Goal of the exercise: From the entries below, copy every line holding the word "title".

Start

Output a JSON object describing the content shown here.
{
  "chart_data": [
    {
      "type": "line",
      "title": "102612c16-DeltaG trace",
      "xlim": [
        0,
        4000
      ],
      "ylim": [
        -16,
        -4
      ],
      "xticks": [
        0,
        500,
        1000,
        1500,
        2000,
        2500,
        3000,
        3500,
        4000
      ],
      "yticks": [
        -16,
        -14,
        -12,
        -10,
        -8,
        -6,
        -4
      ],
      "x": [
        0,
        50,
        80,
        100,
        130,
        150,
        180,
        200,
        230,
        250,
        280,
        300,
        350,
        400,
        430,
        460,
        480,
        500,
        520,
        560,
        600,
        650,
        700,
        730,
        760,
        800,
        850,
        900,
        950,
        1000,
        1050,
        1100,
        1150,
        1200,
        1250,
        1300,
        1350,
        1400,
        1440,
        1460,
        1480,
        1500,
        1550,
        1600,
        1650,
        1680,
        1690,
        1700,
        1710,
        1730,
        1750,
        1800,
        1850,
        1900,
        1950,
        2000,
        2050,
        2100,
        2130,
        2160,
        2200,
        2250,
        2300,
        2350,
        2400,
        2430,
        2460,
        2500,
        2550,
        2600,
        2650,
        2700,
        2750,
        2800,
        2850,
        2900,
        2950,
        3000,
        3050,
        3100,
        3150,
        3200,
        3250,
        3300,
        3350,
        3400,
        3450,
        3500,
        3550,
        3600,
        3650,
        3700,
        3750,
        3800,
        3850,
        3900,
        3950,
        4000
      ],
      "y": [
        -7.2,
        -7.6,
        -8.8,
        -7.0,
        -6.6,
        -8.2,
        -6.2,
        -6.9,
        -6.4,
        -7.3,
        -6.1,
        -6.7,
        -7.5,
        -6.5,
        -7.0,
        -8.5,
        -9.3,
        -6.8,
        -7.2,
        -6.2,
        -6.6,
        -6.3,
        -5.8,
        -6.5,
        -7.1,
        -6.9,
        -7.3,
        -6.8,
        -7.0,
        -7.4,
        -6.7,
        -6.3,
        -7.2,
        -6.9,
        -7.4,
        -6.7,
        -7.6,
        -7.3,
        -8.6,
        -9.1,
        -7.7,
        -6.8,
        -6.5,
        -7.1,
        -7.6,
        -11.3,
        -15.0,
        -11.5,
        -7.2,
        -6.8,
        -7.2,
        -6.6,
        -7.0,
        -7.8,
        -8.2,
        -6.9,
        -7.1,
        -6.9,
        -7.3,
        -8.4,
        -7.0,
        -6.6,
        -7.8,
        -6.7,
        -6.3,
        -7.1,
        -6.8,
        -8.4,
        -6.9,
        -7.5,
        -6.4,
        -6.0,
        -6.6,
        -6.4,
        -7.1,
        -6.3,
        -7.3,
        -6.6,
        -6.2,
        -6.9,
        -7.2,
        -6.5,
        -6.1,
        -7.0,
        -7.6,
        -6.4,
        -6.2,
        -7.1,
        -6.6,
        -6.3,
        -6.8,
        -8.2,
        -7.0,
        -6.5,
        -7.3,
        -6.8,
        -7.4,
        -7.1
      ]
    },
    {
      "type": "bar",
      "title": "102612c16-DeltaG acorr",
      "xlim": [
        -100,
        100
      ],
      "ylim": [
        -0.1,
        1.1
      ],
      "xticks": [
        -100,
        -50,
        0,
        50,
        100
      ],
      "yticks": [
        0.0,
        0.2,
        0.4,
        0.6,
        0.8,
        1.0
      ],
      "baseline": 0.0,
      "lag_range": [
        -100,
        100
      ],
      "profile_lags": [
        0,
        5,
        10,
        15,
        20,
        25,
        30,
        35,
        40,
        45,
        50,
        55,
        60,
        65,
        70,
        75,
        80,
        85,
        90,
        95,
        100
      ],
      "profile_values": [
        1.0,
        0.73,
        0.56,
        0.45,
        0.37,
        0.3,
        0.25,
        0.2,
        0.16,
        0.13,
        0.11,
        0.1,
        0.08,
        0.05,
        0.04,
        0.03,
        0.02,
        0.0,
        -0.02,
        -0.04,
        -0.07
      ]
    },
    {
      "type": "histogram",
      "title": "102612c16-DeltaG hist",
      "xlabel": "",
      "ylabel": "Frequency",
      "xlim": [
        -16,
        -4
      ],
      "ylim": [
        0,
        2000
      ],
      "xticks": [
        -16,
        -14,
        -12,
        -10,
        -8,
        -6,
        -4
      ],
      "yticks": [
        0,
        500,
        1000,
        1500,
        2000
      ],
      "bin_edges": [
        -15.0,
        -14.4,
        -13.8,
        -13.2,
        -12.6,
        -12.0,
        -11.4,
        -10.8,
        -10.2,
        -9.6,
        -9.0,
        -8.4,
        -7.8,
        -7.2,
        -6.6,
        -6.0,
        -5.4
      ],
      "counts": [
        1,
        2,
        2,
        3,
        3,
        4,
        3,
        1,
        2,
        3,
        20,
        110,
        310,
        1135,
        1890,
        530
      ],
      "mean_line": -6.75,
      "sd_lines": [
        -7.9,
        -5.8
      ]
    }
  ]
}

End

Solution:
      "title": "102612c16-DeltaG trace",
      "title": "102612c16-DeltaG acorr",
      "title": "102612c16-DeltaG hist",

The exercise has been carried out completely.